[Entries from a dataset]
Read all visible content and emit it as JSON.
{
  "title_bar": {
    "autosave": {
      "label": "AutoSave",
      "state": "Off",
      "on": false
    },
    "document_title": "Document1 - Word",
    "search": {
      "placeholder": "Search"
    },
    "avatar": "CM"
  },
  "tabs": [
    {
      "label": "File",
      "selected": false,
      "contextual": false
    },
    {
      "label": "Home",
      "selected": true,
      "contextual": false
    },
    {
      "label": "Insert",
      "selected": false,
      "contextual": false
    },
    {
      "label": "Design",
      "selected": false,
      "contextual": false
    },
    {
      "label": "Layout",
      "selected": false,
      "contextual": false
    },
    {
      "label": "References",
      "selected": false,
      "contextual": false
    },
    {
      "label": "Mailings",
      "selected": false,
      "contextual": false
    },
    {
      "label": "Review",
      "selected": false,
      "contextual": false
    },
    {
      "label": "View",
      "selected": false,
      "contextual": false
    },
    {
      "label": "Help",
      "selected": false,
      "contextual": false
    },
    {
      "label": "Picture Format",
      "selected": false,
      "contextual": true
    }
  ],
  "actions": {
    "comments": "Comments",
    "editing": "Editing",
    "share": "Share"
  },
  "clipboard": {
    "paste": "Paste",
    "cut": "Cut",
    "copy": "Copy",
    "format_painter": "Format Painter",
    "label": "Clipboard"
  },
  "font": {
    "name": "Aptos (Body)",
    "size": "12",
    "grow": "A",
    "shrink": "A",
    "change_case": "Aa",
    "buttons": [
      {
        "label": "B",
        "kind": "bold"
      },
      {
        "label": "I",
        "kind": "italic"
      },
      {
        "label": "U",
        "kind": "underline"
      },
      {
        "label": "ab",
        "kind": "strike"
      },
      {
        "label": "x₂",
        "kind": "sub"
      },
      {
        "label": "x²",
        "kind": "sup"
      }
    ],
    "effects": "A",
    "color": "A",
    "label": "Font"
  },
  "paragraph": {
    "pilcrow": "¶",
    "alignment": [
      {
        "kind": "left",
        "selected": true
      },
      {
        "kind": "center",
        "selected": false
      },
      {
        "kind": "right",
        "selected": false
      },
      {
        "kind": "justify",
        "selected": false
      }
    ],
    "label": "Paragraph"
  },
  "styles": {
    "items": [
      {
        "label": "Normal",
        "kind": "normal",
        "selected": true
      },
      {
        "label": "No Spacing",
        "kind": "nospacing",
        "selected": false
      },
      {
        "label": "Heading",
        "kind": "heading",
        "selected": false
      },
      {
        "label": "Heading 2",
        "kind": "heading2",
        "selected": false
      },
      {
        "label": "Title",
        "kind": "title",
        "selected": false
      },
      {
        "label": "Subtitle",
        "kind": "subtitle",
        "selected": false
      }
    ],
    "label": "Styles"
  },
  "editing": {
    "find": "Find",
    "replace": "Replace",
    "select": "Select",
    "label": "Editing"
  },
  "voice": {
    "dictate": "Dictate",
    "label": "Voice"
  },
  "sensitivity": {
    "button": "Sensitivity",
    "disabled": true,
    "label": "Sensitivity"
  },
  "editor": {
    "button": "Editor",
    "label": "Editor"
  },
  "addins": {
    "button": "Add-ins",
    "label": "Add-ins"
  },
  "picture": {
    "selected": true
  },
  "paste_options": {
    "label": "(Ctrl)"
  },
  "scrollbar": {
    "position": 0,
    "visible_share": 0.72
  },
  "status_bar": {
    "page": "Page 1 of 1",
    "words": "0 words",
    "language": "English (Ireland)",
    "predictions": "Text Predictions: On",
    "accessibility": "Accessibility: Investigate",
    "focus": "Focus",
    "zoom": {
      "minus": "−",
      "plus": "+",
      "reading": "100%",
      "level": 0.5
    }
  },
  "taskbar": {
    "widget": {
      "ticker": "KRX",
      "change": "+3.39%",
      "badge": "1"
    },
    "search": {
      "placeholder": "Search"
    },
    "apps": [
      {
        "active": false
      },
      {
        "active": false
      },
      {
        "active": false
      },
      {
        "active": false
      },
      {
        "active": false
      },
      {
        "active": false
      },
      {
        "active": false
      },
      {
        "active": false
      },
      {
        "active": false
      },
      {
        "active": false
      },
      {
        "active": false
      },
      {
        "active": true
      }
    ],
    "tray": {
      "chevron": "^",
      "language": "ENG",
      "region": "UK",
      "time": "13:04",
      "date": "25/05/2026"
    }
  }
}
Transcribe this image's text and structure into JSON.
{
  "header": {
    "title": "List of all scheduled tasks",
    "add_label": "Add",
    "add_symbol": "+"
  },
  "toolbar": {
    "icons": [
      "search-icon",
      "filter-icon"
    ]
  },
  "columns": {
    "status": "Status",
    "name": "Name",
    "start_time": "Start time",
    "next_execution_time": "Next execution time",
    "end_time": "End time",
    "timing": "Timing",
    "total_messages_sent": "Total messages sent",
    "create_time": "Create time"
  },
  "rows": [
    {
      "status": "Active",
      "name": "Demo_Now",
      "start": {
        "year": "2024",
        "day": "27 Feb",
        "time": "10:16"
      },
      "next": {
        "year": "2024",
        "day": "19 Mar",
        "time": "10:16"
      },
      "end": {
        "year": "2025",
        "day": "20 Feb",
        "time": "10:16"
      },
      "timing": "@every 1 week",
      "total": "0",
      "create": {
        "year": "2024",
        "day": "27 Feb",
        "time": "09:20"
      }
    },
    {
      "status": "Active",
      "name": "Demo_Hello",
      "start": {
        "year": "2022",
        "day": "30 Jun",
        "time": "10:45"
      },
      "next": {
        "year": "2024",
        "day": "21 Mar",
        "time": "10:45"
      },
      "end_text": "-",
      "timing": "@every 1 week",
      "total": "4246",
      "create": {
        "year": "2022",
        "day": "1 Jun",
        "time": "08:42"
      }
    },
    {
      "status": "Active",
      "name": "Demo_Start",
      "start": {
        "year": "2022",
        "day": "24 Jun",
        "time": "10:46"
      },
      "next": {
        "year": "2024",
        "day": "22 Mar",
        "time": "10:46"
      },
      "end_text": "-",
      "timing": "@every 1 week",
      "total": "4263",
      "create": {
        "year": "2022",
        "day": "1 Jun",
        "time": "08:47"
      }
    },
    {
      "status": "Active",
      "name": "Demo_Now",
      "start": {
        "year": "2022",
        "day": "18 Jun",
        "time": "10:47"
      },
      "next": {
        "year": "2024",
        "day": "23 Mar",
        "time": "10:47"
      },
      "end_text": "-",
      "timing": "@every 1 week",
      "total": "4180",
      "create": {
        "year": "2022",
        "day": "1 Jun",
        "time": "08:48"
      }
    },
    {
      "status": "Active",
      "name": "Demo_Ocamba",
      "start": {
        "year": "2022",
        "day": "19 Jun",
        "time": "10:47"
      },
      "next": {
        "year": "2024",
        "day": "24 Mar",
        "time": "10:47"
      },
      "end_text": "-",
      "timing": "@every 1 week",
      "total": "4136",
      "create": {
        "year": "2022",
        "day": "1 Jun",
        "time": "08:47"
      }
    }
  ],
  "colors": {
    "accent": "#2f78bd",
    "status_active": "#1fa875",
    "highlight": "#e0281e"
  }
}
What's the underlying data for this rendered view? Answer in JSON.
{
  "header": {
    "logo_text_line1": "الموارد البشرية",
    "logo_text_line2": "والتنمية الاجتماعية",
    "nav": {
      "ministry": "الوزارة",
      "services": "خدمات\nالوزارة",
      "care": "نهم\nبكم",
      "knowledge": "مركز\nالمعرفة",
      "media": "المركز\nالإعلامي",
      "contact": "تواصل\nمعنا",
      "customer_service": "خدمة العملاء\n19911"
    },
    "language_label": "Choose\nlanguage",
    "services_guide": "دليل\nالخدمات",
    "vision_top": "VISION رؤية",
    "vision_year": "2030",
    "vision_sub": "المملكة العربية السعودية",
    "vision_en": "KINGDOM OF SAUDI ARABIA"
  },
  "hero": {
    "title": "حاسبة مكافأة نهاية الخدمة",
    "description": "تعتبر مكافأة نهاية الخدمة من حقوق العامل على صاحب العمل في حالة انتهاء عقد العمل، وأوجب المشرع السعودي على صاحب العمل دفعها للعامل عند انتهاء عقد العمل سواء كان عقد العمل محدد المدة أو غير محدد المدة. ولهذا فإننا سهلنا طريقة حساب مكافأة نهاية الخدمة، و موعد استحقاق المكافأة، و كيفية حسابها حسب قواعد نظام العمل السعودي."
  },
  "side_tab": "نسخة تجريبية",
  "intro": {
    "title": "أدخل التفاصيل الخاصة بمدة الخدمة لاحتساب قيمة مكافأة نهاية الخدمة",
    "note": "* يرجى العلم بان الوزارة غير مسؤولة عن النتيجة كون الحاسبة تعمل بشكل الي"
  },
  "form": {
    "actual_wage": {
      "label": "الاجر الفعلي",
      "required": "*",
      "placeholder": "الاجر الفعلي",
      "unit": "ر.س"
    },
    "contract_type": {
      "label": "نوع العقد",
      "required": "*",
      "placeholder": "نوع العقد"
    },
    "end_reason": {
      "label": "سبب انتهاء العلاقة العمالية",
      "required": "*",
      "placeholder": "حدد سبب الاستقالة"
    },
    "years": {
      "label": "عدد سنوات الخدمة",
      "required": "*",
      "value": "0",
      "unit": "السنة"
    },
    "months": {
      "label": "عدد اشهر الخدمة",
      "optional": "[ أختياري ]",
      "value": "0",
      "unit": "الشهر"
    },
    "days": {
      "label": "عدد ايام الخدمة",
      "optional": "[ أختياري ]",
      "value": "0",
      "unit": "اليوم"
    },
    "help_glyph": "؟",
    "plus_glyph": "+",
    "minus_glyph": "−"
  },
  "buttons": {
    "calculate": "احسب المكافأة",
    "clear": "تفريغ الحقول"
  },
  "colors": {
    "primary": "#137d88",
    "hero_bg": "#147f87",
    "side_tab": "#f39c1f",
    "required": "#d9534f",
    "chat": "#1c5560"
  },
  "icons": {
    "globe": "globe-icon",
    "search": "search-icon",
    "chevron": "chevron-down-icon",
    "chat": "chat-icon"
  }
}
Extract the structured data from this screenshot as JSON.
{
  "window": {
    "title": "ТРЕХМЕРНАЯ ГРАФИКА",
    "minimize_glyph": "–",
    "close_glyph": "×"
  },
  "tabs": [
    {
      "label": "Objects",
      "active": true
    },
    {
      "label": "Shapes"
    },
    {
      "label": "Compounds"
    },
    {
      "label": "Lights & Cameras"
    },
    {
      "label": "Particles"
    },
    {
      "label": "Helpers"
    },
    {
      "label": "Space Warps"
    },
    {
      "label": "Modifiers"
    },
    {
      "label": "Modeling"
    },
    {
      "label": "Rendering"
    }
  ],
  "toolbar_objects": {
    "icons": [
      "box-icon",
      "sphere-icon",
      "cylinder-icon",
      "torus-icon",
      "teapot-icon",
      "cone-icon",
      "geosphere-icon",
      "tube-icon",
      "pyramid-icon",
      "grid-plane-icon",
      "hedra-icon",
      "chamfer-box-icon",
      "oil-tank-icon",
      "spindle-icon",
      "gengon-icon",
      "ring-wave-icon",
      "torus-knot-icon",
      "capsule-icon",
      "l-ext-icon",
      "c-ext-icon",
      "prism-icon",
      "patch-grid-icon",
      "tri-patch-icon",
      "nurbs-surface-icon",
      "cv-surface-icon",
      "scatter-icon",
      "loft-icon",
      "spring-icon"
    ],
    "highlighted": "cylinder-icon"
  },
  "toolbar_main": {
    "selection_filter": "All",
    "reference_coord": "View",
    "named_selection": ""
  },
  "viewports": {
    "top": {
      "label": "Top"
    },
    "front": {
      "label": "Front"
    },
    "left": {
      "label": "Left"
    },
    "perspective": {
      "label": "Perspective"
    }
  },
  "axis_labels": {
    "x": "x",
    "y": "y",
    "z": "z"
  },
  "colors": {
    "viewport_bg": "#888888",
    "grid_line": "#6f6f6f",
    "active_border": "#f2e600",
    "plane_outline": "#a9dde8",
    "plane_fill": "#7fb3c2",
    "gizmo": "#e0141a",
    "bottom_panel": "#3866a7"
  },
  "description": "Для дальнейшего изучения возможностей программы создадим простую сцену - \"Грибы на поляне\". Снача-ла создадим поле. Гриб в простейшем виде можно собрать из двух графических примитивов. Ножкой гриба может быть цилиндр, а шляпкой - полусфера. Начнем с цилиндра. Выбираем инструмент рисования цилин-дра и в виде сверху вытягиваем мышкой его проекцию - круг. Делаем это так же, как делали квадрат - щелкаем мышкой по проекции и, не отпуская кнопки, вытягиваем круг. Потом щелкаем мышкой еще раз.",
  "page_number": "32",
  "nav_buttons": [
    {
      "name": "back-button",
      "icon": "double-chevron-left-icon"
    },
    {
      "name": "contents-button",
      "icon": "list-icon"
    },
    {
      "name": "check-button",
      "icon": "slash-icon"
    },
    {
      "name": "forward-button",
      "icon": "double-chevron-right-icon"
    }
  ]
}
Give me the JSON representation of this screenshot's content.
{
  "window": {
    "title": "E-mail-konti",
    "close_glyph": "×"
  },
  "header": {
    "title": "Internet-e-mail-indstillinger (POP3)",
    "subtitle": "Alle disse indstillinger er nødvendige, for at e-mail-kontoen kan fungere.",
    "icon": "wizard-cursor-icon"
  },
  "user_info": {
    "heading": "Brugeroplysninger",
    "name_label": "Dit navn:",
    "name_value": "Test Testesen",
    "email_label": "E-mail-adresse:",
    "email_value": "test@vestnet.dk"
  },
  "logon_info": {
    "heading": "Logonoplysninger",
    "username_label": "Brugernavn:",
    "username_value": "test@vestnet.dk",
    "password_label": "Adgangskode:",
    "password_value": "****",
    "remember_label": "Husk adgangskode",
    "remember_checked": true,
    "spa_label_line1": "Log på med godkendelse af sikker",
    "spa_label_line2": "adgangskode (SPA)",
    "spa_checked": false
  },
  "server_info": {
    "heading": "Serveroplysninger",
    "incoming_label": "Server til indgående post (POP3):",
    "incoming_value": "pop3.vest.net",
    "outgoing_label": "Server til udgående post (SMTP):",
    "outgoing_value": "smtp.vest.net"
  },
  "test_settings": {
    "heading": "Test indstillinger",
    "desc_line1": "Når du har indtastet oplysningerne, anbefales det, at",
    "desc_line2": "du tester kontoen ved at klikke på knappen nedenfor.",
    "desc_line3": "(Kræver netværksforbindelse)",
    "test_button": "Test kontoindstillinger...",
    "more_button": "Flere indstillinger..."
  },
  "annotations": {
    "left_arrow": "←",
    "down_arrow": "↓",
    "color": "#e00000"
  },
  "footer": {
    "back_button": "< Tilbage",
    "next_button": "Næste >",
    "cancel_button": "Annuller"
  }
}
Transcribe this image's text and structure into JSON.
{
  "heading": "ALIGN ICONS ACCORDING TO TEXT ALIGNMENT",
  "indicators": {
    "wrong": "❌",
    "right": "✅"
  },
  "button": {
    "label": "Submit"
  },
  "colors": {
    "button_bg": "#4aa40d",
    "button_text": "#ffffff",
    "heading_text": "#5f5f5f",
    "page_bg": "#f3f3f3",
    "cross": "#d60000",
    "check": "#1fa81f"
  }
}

What you should do =>
From the records given above, copy all lines containing "kontoen".

Final answer =>
    "subtitle": "Alle disse indstillinger er nødvendige, for at e-mail-kontoen kan fungere.",
    "desc_line2": "du tester kontoen ved at klikke på knappen nedenfor.",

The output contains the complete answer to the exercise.